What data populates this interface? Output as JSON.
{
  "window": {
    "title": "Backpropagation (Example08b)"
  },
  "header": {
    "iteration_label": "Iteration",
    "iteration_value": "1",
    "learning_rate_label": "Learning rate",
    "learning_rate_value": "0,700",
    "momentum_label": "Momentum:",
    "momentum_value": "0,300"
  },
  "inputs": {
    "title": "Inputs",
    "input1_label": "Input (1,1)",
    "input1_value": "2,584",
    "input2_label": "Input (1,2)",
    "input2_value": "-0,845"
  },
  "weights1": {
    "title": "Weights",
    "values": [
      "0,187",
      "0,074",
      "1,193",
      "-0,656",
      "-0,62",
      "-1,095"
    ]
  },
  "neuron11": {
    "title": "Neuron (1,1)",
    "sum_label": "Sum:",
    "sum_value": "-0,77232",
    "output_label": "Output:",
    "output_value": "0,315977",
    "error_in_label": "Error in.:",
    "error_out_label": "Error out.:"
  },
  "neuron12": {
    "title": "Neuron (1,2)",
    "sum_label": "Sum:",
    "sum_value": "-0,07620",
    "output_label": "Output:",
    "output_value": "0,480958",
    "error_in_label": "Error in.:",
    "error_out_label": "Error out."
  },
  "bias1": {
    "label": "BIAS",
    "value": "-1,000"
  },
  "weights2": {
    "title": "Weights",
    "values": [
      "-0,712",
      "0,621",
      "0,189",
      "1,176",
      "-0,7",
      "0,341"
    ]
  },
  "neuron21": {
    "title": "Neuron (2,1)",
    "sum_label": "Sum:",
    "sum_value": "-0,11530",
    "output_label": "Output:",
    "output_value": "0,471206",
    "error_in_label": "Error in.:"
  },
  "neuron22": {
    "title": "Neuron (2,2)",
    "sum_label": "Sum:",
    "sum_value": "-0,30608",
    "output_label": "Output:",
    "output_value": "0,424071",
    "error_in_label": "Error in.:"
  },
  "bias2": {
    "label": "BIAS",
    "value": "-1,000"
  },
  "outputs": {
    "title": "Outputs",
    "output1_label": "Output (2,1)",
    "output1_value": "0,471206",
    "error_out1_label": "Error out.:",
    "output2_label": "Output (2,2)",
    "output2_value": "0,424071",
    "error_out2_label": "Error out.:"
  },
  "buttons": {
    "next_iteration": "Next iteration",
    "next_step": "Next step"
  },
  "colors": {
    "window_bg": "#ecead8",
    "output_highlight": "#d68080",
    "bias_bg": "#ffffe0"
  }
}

-*-*-

__What to do__
Your task is to repeat the data exactly; please include every line.

__Finished task__
What data populates this interface? Output as JSON.
{
  "window": {
    "title": "Backpropagation (Example08b)"
  },
  "header": {
    "iteration_label": "Iteration",
    "iteration_value": "1",
    "learning_rate_label": "Learning rate",
    "learning_rate_value": "0,700",
    "momentum_label": "Momentum:",
    "momentum_value": "0,300"
  },
  "inputs": {
    "title": "Inputs",
    "input1_label": "Input (1,1)",
    "input1_value": "2,584",
    "input2_label": "Input (1,2)",
    "input2_value": "-0,845"
  },
  "weights1": {
    "title": "Weights",
    "values": [
      "0,187",
      "0,074",
      "1,193",
      "-0,656",
      "-0,62",
      "-1,095"
    ]
  },
  "neuron11": {
    "title": "Neuron (1,1)",
    "sum_label": "Sum:",
    "sum_value": "-0,77232",
    "output_label": "Output:",
    "output_value": "0,315977",
    "error_in_label": "Error in.:",
    "error_out_label": "Error out.:"
  },
  "neuron12": {
    "title": "Neuron (1,2)",
    "sum_label": "Sum:",
    "sum_value": "-0,07620",
    "output_label": "Output:",
    "output_value": "0,480958",
    "error_in_label": "Error in.:",
    "error_out_label": "Error out."
  },
  "bias1": {
    "label": "BIAS",
    "value": "-1,000"
  },
  "weights2": {
    "title": "Weights",
    "values": [
      "-0,712",
      "0,621",
      "0,189",
      "1,176",
      "-0,7",
      "0,341"
    ]
  },
  "neuron21": {
    "title": "Neuron (2,1)",
    "sum_label": "Sum:",
    "sum_value": "-0,11530",
    "output_label": "Output:",
    "output_value": "0,471206",
    "error_in_label": "Error in.:"
  },
  "neuron22": {
    "title": "Neuron (2,2)",
    "sum_label": "Sum:",
    "sum_value": "-0,30608",
    "output_label": "Output:",
    "output_value": "0,424071",
    "error_in_label": "Error in.:"
  },
  "bias2": {
    "label": "BIAS",
    "value": "-1,000"
  },
  "outputs": {
    "title": "Outputs",
    "output1_label": "Output (2,1)",
    "output1_value": "0,471206",
    "error_out1_label": "Error out.:",
    "output2_label": "Output (2,2)",
    "output2_value": "0,424071",
    "error_out2_label": "Error out.:"
  },
  "buttons": {
    "next_iteration": "Next iteration",
    "next_step": "Next step"
  },
  "colors": {
    "window_bg": "#ecead8",
    "output_highlight": "#d68080",
    "bias_bg": "#ffffe0"
  }
}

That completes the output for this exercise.